● **To do**: Look through the data below. Show each line where the string "color" occurs.
'''
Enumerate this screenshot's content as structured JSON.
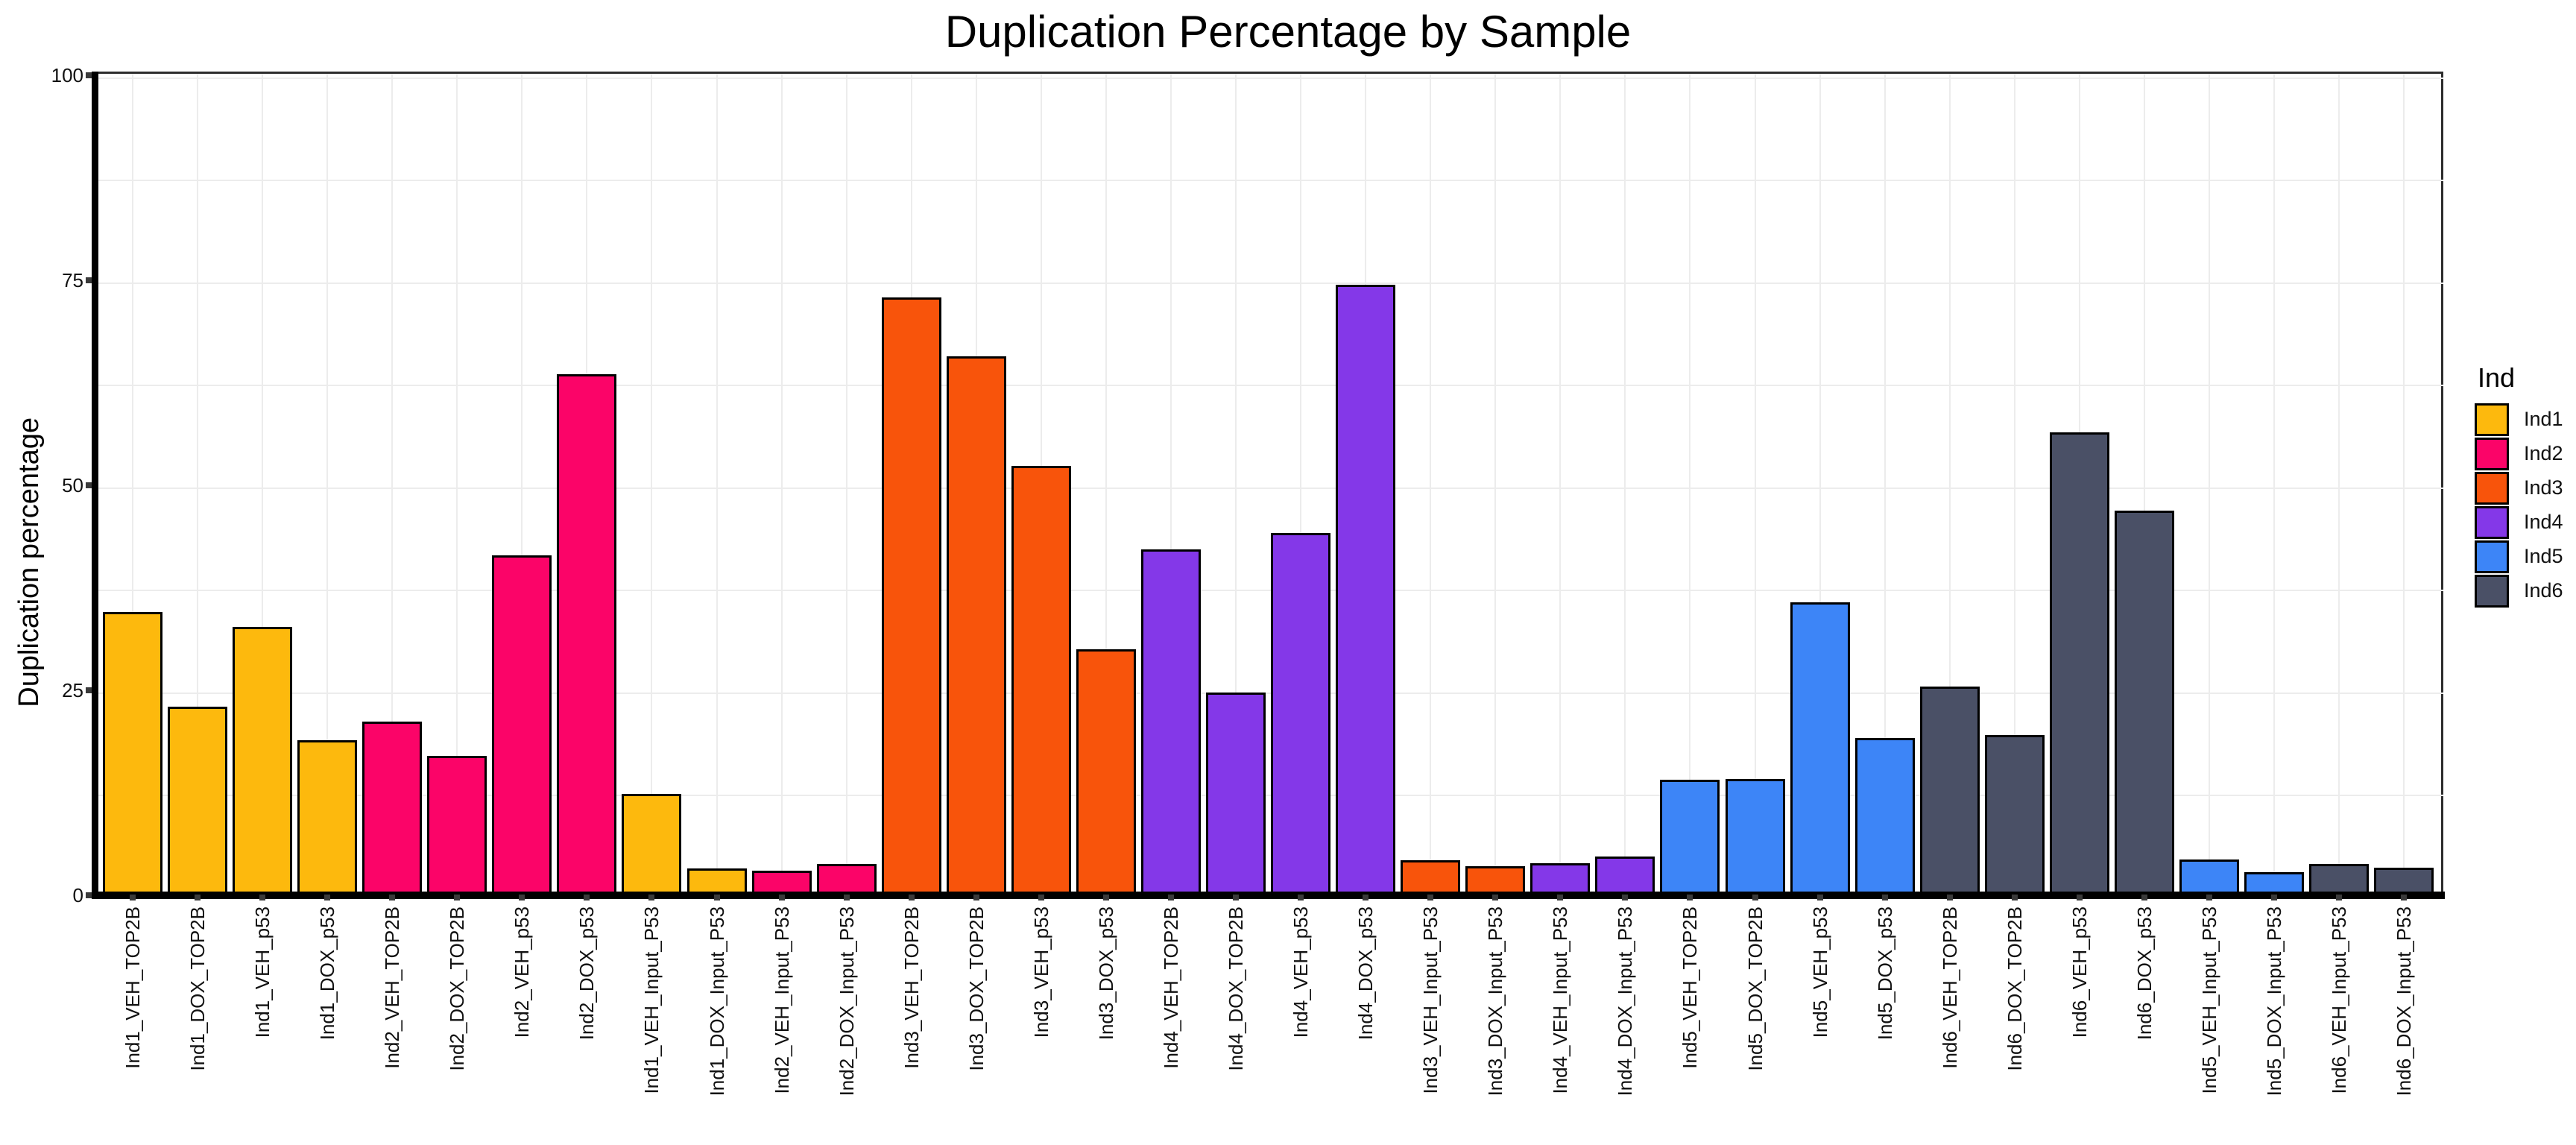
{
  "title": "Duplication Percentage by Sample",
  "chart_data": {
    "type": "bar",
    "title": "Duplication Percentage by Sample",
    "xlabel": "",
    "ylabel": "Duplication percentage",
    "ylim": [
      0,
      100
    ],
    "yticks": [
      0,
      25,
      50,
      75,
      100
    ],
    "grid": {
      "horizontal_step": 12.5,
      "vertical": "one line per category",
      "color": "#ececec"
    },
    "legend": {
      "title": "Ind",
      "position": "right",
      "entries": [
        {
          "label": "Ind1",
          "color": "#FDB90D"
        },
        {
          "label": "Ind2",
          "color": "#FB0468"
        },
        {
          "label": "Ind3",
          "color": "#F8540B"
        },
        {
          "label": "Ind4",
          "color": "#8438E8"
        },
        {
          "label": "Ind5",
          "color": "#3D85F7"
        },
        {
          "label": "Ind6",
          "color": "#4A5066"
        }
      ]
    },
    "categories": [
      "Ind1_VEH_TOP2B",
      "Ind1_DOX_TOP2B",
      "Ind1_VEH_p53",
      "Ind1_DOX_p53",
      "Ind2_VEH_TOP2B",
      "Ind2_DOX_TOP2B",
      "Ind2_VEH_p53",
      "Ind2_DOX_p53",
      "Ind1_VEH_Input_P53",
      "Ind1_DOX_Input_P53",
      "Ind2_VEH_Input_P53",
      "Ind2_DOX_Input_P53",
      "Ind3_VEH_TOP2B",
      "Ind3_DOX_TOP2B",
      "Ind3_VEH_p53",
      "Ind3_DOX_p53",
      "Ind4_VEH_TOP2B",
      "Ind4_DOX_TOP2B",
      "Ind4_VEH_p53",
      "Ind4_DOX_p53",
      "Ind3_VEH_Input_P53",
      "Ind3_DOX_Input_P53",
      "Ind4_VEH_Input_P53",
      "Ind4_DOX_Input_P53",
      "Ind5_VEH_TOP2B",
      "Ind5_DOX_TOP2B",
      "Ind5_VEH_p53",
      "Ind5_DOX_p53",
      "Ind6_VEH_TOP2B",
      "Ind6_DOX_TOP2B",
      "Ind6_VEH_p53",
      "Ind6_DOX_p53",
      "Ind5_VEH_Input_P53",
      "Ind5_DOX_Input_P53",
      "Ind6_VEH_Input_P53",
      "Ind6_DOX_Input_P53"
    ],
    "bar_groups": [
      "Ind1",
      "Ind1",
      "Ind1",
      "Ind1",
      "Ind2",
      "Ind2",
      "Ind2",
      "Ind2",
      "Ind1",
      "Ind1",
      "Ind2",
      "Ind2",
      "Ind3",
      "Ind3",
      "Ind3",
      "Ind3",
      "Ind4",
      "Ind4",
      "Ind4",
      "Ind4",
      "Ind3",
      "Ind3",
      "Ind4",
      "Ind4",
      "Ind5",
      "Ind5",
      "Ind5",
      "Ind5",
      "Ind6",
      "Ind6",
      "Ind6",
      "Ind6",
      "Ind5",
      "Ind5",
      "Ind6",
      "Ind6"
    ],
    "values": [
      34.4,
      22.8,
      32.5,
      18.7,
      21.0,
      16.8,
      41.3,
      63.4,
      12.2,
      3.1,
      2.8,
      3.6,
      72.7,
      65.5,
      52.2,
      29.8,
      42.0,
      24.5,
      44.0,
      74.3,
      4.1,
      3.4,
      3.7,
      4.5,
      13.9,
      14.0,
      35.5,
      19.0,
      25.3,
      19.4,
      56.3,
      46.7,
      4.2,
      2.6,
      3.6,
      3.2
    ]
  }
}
'''
● **Exercise result**:
      "color": "#ececec"
          "color": "#FDB90D"
          "color": "#FB0468"
          "color": "#F8540B"
          "color": "#8438E8"
          "color": "#3D85F7"
          "color": "#4A5066"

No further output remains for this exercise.